Exercice court A | Recopiez le passage du texte allant de « Bonne nouvelle, Iter » jusqu'à « leur tronche arrogante. », en substituant « Var » à « Bouches-du-Rhône ».

Texte à lire |
####

En écoutant une émission sur France Inter, je me rends compte de l’aberration d’avoir requis l’avis du bon pôple ! Chacun s’est fait ses questions et ses réponses pour rejeter un texte qu’une infime minorité a réellement lu. Triste spectacle de ce gâchis lorsqu’on pousse au bout les motivations des grincheux qui voudraient encore plus d’assistanat et un fonctionnariat gonflé jusqu’à l’implosion du système.
Bonne nouvelle, Iter sera implanté dans les Bouches-du-Rhône. Les intégristes écologistes, alias les Pisseurs verts (Greenpeace en anglais), rejettent un projet qui permettrait de sortir du nucléaire avec deux avantages déterminants : des déchets à durée limitée (trente ans environ) et une sécurité accrue (plus de risque d’explosion). Des têtes à claques qu’il conviendrait d’engluer dans le pétrole qui permet de faire avancer leur flottille parasitaire. Au bout de leurs contradictions pour qu’ils baissent leur tronche arrogante.

####

Enregistrements fournis |
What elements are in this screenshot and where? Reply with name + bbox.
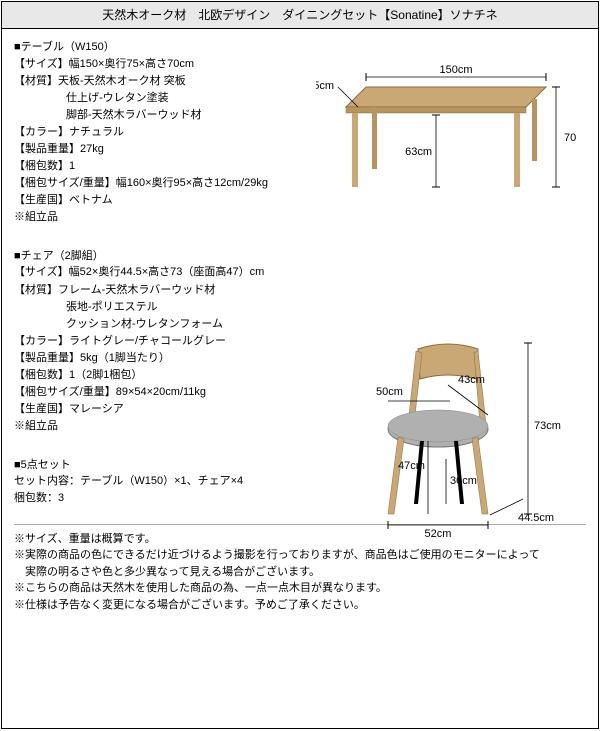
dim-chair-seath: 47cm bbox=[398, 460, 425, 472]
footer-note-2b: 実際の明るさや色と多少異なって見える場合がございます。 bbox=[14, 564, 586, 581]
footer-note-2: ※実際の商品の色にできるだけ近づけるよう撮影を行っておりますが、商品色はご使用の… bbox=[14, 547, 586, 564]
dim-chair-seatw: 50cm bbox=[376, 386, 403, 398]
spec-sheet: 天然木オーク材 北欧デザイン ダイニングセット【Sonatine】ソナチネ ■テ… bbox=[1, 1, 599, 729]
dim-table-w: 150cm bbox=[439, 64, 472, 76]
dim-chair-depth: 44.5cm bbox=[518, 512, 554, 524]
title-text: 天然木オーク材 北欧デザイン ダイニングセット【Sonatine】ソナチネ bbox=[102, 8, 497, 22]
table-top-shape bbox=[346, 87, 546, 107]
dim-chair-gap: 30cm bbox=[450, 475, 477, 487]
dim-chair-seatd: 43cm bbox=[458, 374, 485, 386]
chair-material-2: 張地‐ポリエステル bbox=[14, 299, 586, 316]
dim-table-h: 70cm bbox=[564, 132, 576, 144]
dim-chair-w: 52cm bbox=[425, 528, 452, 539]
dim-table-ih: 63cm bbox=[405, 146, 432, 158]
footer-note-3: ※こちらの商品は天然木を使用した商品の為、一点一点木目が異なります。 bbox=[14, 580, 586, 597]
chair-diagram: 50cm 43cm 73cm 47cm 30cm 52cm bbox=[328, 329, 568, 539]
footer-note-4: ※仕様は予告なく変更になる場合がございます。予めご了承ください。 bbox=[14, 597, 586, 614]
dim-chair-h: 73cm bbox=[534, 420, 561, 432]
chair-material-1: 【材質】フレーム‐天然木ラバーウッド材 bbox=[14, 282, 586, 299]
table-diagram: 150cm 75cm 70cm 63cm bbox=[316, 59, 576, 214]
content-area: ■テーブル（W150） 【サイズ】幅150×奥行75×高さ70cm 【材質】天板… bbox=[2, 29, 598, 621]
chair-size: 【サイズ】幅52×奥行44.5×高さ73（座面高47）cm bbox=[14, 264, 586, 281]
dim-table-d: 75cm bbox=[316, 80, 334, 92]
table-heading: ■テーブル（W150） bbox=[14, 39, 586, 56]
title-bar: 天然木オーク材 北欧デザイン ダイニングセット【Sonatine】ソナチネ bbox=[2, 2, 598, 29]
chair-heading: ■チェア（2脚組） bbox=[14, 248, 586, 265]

####

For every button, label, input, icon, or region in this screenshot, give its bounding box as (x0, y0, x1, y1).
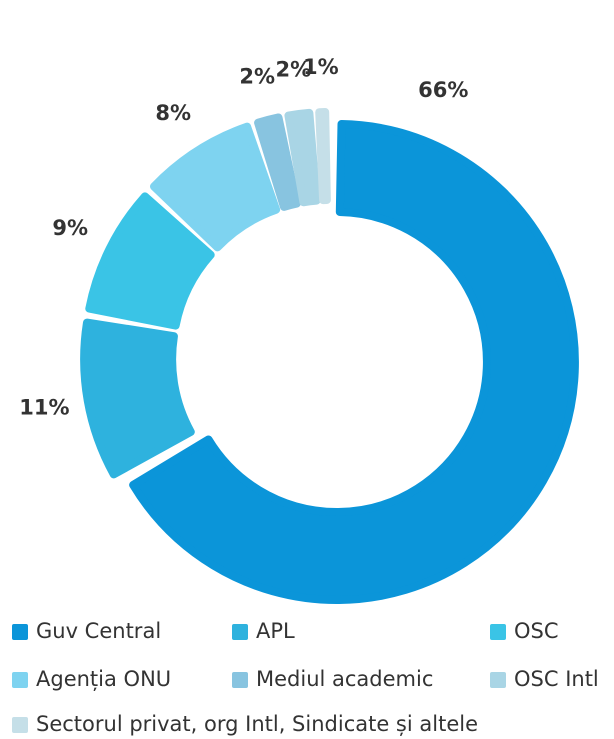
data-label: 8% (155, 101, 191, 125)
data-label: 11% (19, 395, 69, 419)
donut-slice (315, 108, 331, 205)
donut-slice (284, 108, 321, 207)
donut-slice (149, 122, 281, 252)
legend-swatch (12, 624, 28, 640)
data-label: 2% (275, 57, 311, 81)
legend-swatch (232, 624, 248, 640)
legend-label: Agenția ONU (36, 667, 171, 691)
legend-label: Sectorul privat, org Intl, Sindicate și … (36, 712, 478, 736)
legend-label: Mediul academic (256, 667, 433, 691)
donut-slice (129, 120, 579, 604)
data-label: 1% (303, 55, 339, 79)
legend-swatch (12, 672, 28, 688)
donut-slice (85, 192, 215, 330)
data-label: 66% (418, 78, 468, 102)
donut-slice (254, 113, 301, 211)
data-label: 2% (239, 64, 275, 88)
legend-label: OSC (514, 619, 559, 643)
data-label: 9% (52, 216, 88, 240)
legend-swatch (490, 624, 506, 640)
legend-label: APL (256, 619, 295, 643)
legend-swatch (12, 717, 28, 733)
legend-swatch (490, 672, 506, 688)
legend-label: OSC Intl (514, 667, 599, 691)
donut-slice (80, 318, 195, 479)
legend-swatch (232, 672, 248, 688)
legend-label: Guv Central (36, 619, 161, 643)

####

Exercice court B | Produisez un tableau Markdown à deux colonnes, « N° » et « Ligne », pour les enregistrements situés entre la ligne contenant « dim-chair-seath: 47cm bbox=[398, 460, 425, 472] » et celle contenant « spec-sheet: 天然木オーク材 北欧デザイン », ces deux lignes comprises. Omettez les lignes vides.

Résultat obtenu A |
Bonne nouvelle, Iter sera implanté dans les Var. Les intégristes écologistes, alias les Pisseurs verts (Greenpeace en anglais), rejettent un projet qui permettrait de sortir du nucléaire avec deux avantages déterminants : des déchets à durée limitée (trente ans environ) et une sécurité accrue (plus de risque d’explosion). Des têtes à claques qu’il conviendrait d’engluer dans le pétrole qui permet de faire avancer leur flottille parasitaire. Au bout de leurs contradictions pour qu’ils baissent leur tronche arrogante.

Résultat obtenu B |
| N° | Ligne |
|---|---|
| 1 | dim-chair-seath: 47cm bbox=[398, 460, 425, 472] |
| 2 | footer-note-2b: 実際の明るさや色と多少異なって見える場合がございます。 bbox=[14, 564, 586, 581] |
| 3 | footer-note-2: ※実際の商品の色にできるだけ近づけるよう撮影を行っておりますが、商品色はご使用の… bbox=[14, 547, 586, 564] |
| 4 | dim-chair-seatw: 50cm bbox=[376, 386, 403, 398] |
| 5 | spec-sheet: 天然木オーク材 北欧デザイン ダイニングセット【Sonatine】ソナチネ ■テ… bbox=[1, 1, 599, 729] |